#### [Instructions to follow]
How many lines of the data hold the word "IEEE"? State the number and nothing else.

#### [Supplied data]

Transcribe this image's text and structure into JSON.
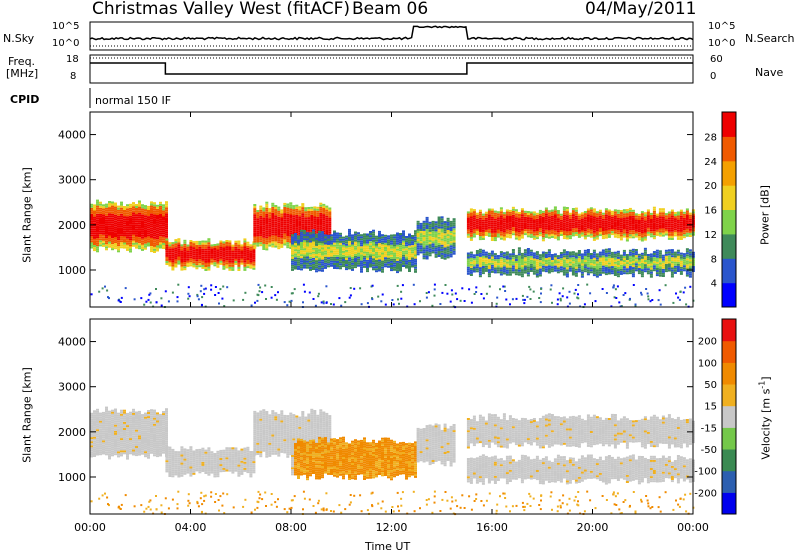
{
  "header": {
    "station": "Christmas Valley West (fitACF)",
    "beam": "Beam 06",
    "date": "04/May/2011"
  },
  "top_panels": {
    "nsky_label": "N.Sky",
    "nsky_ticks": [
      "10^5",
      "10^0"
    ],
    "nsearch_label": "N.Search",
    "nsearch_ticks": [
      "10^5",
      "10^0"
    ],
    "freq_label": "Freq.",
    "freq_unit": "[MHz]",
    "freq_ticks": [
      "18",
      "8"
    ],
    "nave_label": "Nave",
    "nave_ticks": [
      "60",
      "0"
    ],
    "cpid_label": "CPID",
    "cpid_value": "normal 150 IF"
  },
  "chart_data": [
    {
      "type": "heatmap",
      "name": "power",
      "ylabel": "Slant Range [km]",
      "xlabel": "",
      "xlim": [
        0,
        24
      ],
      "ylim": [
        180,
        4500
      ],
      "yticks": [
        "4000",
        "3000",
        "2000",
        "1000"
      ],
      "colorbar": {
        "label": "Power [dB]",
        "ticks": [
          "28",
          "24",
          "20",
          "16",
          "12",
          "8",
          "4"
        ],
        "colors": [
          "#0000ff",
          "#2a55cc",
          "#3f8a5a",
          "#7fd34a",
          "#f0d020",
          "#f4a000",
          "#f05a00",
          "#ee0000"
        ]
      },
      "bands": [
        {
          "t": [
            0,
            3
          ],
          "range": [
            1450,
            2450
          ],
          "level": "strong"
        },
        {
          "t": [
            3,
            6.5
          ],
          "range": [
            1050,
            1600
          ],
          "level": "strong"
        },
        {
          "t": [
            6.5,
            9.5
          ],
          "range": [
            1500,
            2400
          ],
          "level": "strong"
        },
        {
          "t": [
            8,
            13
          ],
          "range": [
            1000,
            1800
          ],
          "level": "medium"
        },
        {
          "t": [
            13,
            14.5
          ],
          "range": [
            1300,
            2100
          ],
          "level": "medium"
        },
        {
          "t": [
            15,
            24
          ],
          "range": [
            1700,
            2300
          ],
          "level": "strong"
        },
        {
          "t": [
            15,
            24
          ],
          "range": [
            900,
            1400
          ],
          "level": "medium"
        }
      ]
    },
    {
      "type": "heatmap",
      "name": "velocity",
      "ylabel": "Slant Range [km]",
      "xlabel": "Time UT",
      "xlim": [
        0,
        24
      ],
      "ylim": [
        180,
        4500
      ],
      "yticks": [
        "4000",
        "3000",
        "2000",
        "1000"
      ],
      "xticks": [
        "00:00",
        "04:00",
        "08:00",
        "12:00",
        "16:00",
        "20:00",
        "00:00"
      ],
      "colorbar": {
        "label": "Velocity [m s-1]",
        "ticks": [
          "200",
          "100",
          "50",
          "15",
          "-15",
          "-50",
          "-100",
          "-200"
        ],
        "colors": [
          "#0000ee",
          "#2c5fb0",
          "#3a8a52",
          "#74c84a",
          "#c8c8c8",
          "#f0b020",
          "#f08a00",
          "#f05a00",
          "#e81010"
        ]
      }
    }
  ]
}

---

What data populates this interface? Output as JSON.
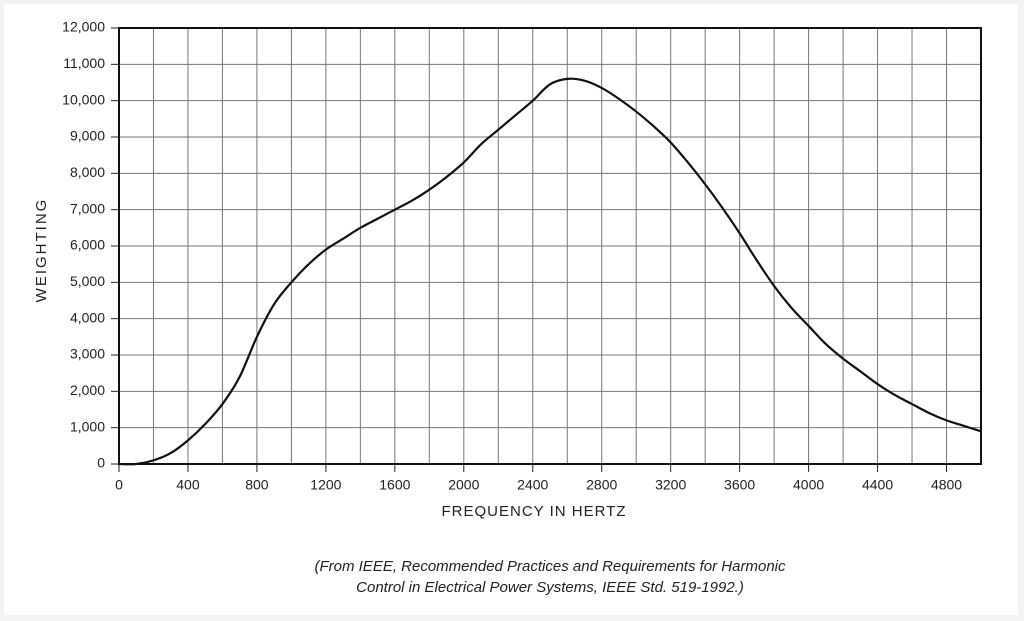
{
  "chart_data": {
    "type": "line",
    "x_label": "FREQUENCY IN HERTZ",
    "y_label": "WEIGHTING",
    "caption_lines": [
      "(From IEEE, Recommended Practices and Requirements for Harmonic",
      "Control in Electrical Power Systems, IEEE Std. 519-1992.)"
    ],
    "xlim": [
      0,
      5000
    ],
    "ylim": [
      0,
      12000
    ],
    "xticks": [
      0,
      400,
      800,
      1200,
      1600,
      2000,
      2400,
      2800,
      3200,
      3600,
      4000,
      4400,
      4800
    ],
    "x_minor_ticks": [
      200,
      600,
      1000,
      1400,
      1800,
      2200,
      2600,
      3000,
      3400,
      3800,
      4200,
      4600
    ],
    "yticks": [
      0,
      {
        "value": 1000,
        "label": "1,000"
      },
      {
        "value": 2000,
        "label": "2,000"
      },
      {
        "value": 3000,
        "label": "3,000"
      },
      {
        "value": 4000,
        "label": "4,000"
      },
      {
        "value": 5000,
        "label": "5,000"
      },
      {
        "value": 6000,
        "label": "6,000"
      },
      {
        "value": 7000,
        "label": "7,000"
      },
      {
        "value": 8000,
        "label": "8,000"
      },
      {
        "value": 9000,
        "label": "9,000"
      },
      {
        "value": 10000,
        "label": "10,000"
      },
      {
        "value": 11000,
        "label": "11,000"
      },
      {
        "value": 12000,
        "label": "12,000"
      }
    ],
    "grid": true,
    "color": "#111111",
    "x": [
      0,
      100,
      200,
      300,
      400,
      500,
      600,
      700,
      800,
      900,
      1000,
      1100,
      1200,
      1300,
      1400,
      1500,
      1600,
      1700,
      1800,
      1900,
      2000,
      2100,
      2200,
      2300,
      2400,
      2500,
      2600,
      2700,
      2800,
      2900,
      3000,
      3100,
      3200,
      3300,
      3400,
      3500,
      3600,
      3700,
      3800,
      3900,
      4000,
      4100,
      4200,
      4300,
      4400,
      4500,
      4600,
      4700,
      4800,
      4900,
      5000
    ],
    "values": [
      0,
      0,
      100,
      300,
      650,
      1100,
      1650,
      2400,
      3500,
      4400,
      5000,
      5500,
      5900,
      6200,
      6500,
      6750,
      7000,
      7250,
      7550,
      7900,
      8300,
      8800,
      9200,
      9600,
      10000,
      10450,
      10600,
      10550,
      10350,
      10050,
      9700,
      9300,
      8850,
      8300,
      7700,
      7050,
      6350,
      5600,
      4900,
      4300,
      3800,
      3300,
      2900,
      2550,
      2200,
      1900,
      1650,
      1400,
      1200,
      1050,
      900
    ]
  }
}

---

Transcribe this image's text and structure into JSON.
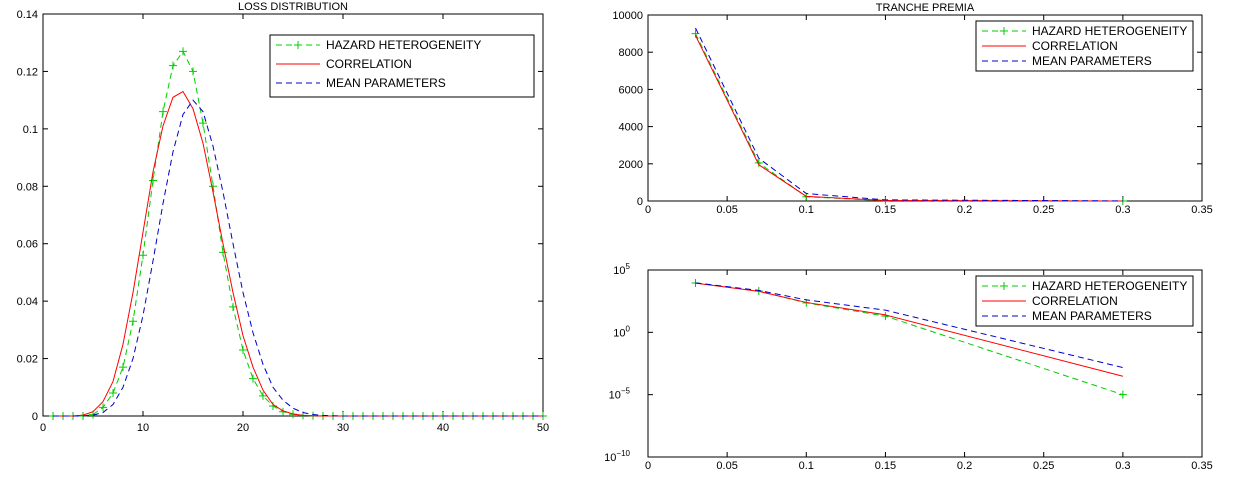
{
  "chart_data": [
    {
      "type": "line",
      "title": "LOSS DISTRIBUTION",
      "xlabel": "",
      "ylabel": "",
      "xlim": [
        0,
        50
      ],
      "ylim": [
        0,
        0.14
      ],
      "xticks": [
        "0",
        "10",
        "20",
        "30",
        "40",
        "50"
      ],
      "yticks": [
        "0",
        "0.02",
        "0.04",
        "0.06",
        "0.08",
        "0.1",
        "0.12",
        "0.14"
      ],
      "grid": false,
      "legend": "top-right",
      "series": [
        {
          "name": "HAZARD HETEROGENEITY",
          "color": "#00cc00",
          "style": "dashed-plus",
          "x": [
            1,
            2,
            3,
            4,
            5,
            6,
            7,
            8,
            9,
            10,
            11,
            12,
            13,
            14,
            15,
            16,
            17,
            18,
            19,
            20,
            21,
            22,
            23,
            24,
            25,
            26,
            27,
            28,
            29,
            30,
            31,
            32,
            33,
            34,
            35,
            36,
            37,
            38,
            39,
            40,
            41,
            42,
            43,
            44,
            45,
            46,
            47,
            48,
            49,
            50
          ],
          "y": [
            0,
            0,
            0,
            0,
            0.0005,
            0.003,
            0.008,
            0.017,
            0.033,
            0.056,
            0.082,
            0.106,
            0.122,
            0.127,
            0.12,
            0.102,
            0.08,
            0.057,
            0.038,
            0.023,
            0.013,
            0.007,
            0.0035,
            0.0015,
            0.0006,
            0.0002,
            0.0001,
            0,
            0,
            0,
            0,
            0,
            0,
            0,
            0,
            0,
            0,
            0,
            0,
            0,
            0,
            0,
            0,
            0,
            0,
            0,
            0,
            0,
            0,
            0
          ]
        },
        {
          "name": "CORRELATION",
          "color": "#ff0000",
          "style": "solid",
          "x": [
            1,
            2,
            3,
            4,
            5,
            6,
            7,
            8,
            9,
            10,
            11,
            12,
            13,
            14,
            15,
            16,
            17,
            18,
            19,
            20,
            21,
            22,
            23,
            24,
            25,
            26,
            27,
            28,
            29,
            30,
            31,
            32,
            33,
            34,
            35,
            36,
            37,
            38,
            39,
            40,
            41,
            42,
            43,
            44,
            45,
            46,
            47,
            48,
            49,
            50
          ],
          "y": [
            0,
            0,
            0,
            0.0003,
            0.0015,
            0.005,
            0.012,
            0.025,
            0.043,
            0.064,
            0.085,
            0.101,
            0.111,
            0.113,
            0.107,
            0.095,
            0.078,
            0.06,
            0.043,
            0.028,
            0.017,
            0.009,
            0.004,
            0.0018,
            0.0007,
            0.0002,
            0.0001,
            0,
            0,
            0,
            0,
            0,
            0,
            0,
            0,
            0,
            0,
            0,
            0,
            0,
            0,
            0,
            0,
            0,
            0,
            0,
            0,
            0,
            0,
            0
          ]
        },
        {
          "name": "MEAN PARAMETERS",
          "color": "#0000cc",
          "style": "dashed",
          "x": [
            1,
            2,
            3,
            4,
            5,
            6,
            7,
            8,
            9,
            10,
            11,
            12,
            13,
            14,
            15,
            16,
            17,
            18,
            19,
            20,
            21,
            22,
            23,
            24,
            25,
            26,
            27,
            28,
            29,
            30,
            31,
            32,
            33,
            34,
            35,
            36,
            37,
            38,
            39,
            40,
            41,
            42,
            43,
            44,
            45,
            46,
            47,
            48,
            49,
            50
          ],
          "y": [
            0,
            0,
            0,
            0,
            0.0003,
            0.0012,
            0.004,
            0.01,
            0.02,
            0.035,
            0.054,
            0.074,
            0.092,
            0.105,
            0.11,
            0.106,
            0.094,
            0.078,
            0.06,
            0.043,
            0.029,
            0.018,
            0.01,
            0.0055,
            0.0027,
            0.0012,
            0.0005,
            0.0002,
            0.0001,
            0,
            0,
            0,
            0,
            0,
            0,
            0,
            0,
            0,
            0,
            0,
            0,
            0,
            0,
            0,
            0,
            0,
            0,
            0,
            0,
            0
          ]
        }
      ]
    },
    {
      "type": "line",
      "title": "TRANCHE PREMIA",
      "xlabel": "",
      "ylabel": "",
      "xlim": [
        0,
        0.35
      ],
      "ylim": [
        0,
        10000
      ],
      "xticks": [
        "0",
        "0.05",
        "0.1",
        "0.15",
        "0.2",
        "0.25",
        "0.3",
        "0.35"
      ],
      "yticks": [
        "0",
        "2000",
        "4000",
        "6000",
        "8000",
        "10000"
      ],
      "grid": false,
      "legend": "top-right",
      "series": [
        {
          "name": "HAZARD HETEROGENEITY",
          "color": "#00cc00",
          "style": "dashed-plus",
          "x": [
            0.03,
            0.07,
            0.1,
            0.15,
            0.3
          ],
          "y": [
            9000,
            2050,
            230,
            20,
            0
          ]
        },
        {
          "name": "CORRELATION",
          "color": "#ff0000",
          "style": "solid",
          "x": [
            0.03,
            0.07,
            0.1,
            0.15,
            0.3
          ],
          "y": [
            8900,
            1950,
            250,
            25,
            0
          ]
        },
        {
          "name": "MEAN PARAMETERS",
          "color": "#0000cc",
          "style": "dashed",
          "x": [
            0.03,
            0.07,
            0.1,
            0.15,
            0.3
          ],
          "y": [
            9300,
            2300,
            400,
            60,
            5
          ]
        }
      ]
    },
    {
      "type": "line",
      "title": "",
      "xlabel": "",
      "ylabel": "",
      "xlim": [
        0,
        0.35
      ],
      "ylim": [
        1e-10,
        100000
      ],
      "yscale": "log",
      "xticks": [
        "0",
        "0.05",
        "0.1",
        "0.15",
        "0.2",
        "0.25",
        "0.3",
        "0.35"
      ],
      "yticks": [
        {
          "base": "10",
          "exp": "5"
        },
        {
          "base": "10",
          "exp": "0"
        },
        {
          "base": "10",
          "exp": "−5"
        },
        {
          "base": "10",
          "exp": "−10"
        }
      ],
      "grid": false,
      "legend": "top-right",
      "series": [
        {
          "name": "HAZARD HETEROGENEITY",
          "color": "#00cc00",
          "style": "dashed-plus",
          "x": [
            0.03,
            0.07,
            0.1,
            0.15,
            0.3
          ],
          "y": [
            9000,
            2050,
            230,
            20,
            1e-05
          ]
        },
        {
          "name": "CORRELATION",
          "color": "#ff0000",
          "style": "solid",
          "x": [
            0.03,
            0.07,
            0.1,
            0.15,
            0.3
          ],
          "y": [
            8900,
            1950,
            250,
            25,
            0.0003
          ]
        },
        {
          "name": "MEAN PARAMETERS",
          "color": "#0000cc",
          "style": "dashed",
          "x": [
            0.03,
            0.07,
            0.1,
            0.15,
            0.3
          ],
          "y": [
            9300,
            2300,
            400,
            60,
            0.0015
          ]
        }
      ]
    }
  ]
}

#### [The result]
2